**WHAT THE EXERCISE ASKS**.
Read the data and repeat it in full, exactly.

Entries from a dataset:
* START *
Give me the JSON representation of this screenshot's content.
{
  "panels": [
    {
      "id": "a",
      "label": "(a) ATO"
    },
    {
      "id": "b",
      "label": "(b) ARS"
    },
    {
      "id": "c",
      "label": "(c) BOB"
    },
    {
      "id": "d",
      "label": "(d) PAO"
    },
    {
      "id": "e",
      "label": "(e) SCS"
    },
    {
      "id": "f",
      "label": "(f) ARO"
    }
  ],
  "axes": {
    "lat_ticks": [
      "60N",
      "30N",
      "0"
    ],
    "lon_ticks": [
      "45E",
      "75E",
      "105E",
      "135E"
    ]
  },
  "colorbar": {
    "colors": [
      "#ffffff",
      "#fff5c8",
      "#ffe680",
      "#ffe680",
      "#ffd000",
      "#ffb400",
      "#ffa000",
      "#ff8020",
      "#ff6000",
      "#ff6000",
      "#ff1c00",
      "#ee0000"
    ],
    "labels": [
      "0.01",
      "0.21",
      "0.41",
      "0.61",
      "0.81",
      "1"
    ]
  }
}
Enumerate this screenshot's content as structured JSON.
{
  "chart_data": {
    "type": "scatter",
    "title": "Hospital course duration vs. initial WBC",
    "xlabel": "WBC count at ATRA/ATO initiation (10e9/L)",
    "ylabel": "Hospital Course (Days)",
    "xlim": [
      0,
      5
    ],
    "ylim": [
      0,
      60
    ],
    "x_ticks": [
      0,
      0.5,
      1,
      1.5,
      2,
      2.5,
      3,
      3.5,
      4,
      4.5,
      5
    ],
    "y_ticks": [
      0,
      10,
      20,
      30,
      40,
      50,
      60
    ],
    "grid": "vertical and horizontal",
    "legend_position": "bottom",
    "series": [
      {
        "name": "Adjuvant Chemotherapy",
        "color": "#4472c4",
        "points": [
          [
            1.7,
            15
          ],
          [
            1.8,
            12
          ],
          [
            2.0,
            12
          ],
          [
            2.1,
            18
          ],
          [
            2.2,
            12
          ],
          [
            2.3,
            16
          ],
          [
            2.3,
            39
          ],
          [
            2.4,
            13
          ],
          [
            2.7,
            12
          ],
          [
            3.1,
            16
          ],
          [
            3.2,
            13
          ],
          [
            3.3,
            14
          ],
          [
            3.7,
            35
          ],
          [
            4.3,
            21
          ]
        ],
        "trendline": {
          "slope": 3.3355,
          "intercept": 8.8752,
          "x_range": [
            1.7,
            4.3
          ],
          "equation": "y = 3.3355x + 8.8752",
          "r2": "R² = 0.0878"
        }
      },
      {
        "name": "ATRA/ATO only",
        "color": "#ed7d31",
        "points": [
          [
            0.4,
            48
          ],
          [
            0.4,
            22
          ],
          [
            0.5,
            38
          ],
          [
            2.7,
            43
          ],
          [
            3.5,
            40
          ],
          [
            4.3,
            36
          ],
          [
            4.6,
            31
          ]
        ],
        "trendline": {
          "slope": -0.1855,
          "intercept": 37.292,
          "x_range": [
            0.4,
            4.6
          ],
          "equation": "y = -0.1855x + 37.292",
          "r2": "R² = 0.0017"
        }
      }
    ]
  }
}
* END *
**ANSWER TO THE TASK**.
Give me the JSON representation of this screenshot's content.
{
  "panels": [
    {
      "id": "a",
      "label": "(a) ATO"
    },
    {
      "id": "b",
      "label": "(b) ARS"
    },
    {
      "id": "c",
      "label": "(c) BOB"
    },
    {
      "id": "d",
      "label": "(d) PAO"
    },
    {
      "id": "e",
      "label": "(e) SCS"
    },
    {
      "id": "f",
      "label": "(f) ARO"
    }
  ],
  "axes": {
    "lat_ticks": [
      "60N",
      "30N",
      "0"
    ],
    "lon_ticks": [
      "45E",
      "75E",
      "105E",
      "135E"
    ]
  },
  "colorbar": {
    "colors": [
      "#ffffff",
      "#fff5c8",
      "#ffe680",
      "#ffe680",
      "#ffd000",
      "#ffb400",
      "#ffa000",
      "#ff8020",
      "#ff6000",
      "#ff6000",
      "#ff1c00",
      "#ee0000"
    ],
    "labels": [
      "0.01",
      "0.21",
      "0.41",
      "0.61",
      "0.81",
      "1"
    ]
  }
}
Enumerate this screenshot's content as structured JSON.
{
  "chart_data": {
    "type": "scatter",
    "title": "Hospital course duration vs. initial WBC",
    "xlabel": "WBC count at ATRA/ATO initiation (10e9/L)",
    "ylabel": "Hospital Course (Days)",
    "xlim": [
      0,
      5
    ],
    "ylim": [
      0,
      60
    ],
    "x_ticks": [
      0,
      0.5,
      1,
      1.5,
      2,
      2.5,
      3,
      3.5,
      4,
      4.5,
      5
    ],
    "y_ticks": [
      0,
      10,
      20,
      30,
      40,
      50,
      60
    ],
    "grid": "vertical and horizontal",
    "legend_position": "bottom",
    "series": [
      {
        "name": "Adjuvant Chemotherapy",
        "color": "#4472c4",
        "points": [
          [
            1.7,
            15
          ],
          [
            1.8,
            12
          ],
          [
            2.0,
            12
          ],
          [
            2.1,
            18
          ],
          [
            2.2,
            12
          ],
          [
            2.3,
            16
          ],
          [
            2.3,
            39
          ],
          [
            2.4,
            13
          ],
          [
            2.7,
            12
          ],
          [
            3.1,
            16
          ],
          [
            3.2,
            13
          ],
          [
            3.3,
            14
          ],
          [
            3.7,
            35
          ],
          [
            4.3,
            21
          ]
        ],
        "trendline": {
          "slope": 3.3355,
          "intercept": 8.8752,
          "x_range": [
            1.7,
            4.3
          ],
          "equation": "y = 3.3355x + 8.8752",
          "r2": "R² = 0.0878"
        }
      },
      {
        "name": "ATRA/ATO only",
        "color": "#ed7d31",
        "points": [
          [
            0.4,
            48
          ],
          [
            0.4,
            22
          ],
          [
            0.5,
            38
          ],
          [
            2.7,
            43
          ],
          [
            3.5,
            40
          ],
          [
            4.3,
            36
          ],
          [
            4.6,
            31
          ]
        ],
        "trendline": {
          "slope": -0.1855,
          "intercept": 37.292,
          "x_range": [
            0.4,
            4.6
          ],
          "equation": "y = -0.1855x + 37.292",
          "r2": "R² = 0.0017"
        }
      }
    ]
  }
}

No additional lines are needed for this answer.